- Entries shown -
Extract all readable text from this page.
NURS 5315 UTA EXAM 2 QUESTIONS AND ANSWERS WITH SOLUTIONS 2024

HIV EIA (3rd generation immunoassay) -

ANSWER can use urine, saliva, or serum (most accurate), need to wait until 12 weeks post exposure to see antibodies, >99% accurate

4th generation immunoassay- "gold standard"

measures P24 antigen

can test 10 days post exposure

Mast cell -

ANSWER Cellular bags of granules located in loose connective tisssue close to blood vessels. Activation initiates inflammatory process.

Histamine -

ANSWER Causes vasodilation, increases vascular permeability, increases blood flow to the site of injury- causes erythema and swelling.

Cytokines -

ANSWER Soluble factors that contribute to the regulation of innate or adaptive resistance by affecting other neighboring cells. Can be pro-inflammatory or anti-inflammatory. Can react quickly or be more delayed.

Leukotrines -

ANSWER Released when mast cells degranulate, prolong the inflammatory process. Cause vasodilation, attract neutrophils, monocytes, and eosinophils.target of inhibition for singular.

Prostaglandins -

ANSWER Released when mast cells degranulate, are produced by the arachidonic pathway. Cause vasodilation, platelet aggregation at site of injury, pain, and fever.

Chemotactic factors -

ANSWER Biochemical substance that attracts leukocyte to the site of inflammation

- Goal of the exercise -
Please copy out each line in the entries that mentions the string "generation".

- Task response -
HIV EIA (3rd generation immunoassay) -
4th generation immunoassay- "gold standard"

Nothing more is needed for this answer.